_Short exercise_.
Copy out each line featuring the string "Artikel" from the entries beneath.

_Extracted records_.
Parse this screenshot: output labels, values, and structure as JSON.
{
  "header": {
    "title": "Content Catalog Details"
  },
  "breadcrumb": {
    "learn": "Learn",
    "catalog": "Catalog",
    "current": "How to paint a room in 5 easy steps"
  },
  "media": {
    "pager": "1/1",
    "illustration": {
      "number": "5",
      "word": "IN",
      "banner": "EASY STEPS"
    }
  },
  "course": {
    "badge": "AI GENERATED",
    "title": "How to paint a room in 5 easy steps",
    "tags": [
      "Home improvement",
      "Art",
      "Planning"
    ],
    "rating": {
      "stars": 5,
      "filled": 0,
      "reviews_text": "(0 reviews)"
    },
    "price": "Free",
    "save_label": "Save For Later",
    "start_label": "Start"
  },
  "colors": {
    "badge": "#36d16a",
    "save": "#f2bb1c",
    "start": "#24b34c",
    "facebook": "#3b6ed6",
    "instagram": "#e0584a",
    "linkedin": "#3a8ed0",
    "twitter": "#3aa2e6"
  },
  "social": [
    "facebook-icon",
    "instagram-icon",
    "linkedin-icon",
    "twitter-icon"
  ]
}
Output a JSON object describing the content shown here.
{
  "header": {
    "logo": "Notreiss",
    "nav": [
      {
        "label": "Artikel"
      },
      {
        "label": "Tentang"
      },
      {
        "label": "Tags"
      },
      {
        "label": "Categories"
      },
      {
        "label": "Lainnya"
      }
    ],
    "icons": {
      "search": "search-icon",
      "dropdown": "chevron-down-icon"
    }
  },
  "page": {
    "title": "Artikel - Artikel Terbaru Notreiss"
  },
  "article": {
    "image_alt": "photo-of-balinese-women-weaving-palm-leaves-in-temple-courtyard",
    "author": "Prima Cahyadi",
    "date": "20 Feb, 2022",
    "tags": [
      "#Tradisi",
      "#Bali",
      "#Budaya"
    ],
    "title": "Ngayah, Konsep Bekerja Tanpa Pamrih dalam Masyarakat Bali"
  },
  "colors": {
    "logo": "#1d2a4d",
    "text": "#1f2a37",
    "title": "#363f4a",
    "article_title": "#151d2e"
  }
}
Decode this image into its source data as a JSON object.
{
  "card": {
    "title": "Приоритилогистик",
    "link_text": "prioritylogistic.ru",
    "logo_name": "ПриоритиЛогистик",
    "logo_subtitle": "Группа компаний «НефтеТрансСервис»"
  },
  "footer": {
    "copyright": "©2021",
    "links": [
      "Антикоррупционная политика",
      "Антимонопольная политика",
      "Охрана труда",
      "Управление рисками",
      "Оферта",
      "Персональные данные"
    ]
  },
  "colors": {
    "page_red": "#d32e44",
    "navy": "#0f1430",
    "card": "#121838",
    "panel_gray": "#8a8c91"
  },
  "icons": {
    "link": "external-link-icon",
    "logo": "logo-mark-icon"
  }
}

_Output for this task_.
        "label": "Artikel"
    "title": "Artikel - Artikel Terbaru Notreiss"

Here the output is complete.